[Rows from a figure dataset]
——

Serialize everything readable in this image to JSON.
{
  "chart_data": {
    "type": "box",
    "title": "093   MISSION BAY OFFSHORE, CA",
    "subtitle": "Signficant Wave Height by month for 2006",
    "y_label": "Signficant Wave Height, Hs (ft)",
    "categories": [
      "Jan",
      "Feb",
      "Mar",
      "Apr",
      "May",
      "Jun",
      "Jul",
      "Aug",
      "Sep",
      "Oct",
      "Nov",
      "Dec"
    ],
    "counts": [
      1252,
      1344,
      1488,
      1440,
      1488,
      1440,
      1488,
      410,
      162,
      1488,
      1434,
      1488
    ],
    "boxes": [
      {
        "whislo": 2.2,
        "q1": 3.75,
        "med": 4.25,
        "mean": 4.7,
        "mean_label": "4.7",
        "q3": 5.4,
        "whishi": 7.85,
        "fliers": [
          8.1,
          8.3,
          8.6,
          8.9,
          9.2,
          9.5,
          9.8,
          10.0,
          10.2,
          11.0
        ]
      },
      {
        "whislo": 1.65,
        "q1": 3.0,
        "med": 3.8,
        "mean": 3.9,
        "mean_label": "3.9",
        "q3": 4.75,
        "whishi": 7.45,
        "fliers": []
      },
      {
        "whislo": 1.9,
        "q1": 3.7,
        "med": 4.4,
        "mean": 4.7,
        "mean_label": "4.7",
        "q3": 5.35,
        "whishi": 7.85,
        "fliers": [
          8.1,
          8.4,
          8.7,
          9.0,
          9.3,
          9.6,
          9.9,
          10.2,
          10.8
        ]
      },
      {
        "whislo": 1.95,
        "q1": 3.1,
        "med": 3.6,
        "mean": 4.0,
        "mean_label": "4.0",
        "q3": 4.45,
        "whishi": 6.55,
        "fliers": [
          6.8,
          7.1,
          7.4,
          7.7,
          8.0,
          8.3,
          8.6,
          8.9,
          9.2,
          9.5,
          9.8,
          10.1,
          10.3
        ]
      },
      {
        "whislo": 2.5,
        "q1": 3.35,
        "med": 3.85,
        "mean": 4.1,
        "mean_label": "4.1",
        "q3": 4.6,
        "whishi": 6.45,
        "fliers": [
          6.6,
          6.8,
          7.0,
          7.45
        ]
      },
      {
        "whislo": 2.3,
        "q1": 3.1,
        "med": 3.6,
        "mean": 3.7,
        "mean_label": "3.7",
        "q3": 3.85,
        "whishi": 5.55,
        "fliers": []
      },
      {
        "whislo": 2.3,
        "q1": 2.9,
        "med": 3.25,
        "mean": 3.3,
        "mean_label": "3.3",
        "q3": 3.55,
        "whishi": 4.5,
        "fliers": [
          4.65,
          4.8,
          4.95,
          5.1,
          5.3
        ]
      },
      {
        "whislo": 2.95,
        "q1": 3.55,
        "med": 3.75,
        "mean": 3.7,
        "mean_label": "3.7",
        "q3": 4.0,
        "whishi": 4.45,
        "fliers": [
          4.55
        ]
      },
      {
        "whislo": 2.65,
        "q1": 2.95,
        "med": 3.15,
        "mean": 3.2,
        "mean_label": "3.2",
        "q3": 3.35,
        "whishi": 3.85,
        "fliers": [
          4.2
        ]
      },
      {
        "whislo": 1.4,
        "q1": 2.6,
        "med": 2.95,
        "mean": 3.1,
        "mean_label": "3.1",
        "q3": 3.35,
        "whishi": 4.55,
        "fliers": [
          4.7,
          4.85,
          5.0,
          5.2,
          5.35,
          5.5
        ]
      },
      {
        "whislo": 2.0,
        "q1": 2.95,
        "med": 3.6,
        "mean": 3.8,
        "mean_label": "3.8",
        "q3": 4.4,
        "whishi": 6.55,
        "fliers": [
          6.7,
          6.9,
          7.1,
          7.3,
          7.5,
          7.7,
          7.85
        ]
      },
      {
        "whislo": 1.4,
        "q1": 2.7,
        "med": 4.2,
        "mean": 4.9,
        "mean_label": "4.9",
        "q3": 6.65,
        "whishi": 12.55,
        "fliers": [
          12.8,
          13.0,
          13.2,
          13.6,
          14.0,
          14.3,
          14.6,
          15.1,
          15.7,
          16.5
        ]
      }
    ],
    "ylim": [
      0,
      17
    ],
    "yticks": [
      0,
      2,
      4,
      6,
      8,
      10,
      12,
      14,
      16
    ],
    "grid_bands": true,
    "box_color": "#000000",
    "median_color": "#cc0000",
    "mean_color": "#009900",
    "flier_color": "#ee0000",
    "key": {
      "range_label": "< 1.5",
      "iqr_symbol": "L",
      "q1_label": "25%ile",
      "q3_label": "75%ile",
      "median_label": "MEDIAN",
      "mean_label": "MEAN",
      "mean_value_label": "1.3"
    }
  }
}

——

§ The exercise
In the listing above, count each line that holds the string "whislo". Give the number only.

§ Exercise solution
12